[Rows from a dataset]
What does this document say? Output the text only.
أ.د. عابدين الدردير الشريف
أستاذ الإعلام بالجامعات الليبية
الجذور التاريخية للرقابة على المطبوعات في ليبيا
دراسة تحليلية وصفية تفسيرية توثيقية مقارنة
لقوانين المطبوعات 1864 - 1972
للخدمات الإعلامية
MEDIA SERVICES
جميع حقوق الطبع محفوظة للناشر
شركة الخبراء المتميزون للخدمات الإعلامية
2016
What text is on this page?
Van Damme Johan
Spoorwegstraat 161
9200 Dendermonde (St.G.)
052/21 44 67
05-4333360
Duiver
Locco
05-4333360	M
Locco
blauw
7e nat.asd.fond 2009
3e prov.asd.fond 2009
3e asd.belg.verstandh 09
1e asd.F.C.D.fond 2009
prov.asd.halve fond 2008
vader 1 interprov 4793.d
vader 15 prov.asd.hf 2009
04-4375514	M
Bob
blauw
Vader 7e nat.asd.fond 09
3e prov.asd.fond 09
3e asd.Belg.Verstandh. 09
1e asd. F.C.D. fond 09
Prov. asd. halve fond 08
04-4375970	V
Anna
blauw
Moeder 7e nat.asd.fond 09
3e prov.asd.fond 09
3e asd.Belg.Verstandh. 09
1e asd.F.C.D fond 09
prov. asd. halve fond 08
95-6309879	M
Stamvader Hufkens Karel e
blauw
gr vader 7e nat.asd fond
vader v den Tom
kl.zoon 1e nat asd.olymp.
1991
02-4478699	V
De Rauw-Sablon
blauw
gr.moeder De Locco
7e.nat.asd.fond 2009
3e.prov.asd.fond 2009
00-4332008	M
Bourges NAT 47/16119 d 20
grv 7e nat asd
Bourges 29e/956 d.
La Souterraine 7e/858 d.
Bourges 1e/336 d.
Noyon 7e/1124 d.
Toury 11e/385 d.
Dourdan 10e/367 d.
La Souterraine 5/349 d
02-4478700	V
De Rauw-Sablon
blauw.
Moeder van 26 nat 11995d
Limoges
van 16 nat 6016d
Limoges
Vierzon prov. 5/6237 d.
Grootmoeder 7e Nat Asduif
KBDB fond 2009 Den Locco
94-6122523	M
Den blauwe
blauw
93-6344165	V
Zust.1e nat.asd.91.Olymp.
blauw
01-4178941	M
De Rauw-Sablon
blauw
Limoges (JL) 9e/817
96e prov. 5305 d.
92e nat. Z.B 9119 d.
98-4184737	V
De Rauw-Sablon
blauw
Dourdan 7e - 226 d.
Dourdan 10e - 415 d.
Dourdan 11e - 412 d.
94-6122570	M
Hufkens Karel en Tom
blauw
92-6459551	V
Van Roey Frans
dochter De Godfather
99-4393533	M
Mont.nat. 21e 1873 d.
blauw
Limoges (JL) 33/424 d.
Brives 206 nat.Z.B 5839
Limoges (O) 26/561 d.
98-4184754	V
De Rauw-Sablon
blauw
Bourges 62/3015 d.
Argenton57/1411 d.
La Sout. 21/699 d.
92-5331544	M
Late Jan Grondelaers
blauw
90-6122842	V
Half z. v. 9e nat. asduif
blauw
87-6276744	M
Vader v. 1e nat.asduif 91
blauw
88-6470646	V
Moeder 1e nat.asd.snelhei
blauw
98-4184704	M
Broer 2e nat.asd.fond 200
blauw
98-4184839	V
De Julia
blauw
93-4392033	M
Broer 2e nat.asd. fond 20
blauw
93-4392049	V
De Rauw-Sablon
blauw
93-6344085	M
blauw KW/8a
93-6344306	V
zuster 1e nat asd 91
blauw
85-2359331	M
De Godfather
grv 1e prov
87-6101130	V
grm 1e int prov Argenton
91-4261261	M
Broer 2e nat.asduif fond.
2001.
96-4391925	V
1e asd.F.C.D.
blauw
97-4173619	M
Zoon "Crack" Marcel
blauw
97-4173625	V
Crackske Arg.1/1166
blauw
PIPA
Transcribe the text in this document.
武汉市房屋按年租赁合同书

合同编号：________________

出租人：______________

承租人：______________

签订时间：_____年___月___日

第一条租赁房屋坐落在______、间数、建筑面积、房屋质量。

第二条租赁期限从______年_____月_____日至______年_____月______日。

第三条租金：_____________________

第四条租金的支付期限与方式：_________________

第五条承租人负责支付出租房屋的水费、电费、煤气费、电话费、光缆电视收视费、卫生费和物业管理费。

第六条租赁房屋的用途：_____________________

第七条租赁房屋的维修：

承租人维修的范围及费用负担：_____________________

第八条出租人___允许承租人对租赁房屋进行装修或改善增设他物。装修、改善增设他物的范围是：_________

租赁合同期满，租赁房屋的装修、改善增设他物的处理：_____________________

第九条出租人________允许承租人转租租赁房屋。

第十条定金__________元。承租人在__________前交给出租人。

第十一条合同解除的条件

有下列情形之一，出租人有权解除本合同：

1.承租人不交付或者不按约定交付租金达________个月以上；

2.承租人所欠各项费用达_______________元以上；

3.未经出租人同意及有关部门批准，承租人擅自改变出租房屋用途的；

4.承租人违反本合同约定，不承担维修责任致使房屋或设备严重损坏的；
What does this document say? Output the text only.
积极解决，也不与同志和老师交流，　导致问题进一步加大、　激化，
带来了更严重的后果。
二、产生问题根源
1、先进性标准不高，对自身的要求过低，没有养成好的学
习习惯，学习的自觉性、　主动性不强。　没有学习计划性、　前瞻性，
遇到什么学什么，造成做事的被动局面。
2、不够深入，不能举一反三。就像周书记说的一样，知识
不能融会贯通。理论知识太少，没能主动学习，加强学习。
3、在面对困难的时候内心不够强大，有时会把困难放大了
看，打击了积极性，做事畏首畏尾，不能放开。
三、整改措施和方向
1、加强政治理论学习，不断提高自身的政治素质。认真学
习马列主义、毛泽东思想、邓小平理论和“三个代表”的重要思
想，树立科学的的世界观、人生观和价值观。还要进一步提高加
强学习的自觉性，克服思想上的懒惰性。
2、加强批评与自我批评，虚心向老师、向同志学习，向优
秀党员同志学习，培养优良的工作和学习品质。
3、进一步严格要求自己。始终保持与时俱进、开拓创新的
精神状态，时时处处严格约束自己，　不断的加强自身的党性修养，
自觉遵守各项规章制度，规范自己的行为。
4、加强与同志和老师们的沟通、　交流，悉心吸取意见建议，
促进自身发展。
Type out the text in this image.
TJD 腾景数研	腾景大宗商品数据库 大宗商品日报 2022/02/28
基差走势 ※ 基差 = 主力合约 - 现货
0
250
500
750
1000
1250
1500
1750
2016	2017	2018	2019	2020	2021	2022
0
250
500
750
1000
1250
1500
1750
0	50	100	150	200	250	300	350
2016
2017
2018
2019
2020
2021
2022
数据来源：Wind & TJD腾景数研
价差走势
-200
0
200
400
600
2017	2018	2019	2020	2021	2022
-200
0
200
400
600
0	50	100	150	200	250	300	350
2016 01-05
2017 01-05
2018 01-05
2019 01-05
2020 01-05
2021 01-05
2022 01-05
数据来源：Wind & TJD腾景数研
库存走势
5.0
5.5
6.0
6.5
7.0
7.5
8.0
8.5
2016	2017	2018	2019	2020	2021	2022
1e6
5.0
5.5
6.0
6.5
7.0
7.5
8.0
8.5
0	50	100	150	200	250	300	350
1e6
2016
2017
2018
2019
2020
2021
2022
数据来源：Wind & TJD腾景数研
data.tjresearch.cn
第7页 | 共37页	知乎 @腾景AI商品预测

:: Given problem ::
Return the lines above, from the one containing "Transcribe the text in this document." to the end, exactly as they stand.

:: Solution for this exercise ::
Transcribe the text in this document.
武汉市房屋按年租赁合同书

合同编号：________________

出租人：______________

承租人：______________

签订时间：_____年___月___日

第一条租赁房屋坐落在______、间数、建筑面积、房屋质量。

第二条租赁期限从______年_____月_____日至______年_____月______日。

第三条租金：_____________________

第四条租金的支付期限与方式：_________________

第五条承租人负责支付出租房屋的水费、电费、煤气费、电话费、光缆电视收视费、卫生费和物业管理费。

第六条租赁房屋的用途：_____________________

第七条租赁房屋的维修：

承租人维修的范围及费用负担：_____________________

第八条出租人___允许承租人对租赁房屋进行装修或改善增设他物。装修、改善增设他物的范围是：_________

租赁合同期满，租赁房屋的装修、改善增设他物的处理：_____________________

第九条出租人________允许承租人转租租赁房屋。

第十条定金__________元。承租人在__________前交给出租人。

第十一条合同解除的条件

有下列情形之一，出租人有权解除本合同：

1.承租人不交付或者不按约定交付租金达________个月以上；

2.承租人所欠各项费用达_______________元以上；

3.未经出租人同意及有关部门批准，承租人擅自改变出租房屋用途的；

4.承租人违反本合同约定，不承担维修责任致使房屋或设备严重损坏的；
What does this document say? Output the text only.
积极解决，也不与同志和老师交流，　导致问题进一步加大、　激化，
带来了更严重的后果。
二、产生问题根源
1、先进性标准不高，对自身的要求过低，没有养成好的学
习习惯，学习的自觉性、　主动性不强。　没有学习计划性、　前瞻性，
遇到什么学什么，造成做事的被动局面。
2、不够深入，不能举一反三。就像周书记说的一样，知识
不能融会贯通。理论知识太少，没能主动学习，加强学习。
3、在面对困难的时候内心不够强大，有时会把困难放大了
看，打击了积极性，做事畏首畏尾，不能放开。
三、整改措施和方向
1、加强政治理论学习，不断提高自身的政治素质。认真学
习马列主义、毛泽东思想、邓小平理论和“三个代表”的重要思
想，树立科学的的世界观、人生观和价值观。还要进一步提高加
强学习的自觉性，克服思想上的懒惰性。
2、加强批评与自我批评，虚心向老师、向同志学习，向优
秀党员同志学习，培养优良的工作和学习品质。
3、进一步严格要求自己。始终保持与时俱进、开拓创新的
精神状态，时时处处严格约束自己，　不断的加强自身的党性修养，
自觉遵守各项规章制度，规范自己的行为。
4、加强与同志和老师们的沟通、　交流，悉心吸取意见建议，
促进自身发展。
Type out the text in this image.
TJD 腾景数研	腾景大宗商品数据库 大宗商品日报 2022/02/28
基差走势 ※ 基差 = 主力合约 - 现货
0
250
500
750
1000
1250
1500
1750
2016	2017	2018	2019	2020	2021	2022
0
250
500
750
1000
1250
1500
1750
0	50	100	150	200	250	300	350
2016
2017
2018
2019
2020
2021
2022
数据来源：Wind & TJD腾景数研
价差走势
-200
0
200
400
600
2017	2018	2019	2020	2021	2022
-200
0
200
400
600
0	50	100	150	200	250	300	350
2016 01-05
2017 01-05
2018 01-05
2019 01-05
2020 01-05
2021 01-05
2022 01-05
数据来源：Wind & TJD腾景数研
库存走势
5.0
5.5
6.0
6.5
7.0
7.5
8.0
8.5
2016	2017	2018	2019	2020	2021	2022
1e6
5.0
5.5
6.0
6.5
7.0
7.5
8.0
8.5
0	50	100	150	200	250	300	350
1e6
2016
2017
2018
2019
2020
2021
2022
数据来源：Wind & TJD腾景数研
data.tjresearch.cn
第7页 | 共37页	知乎 @腾景AI商品预测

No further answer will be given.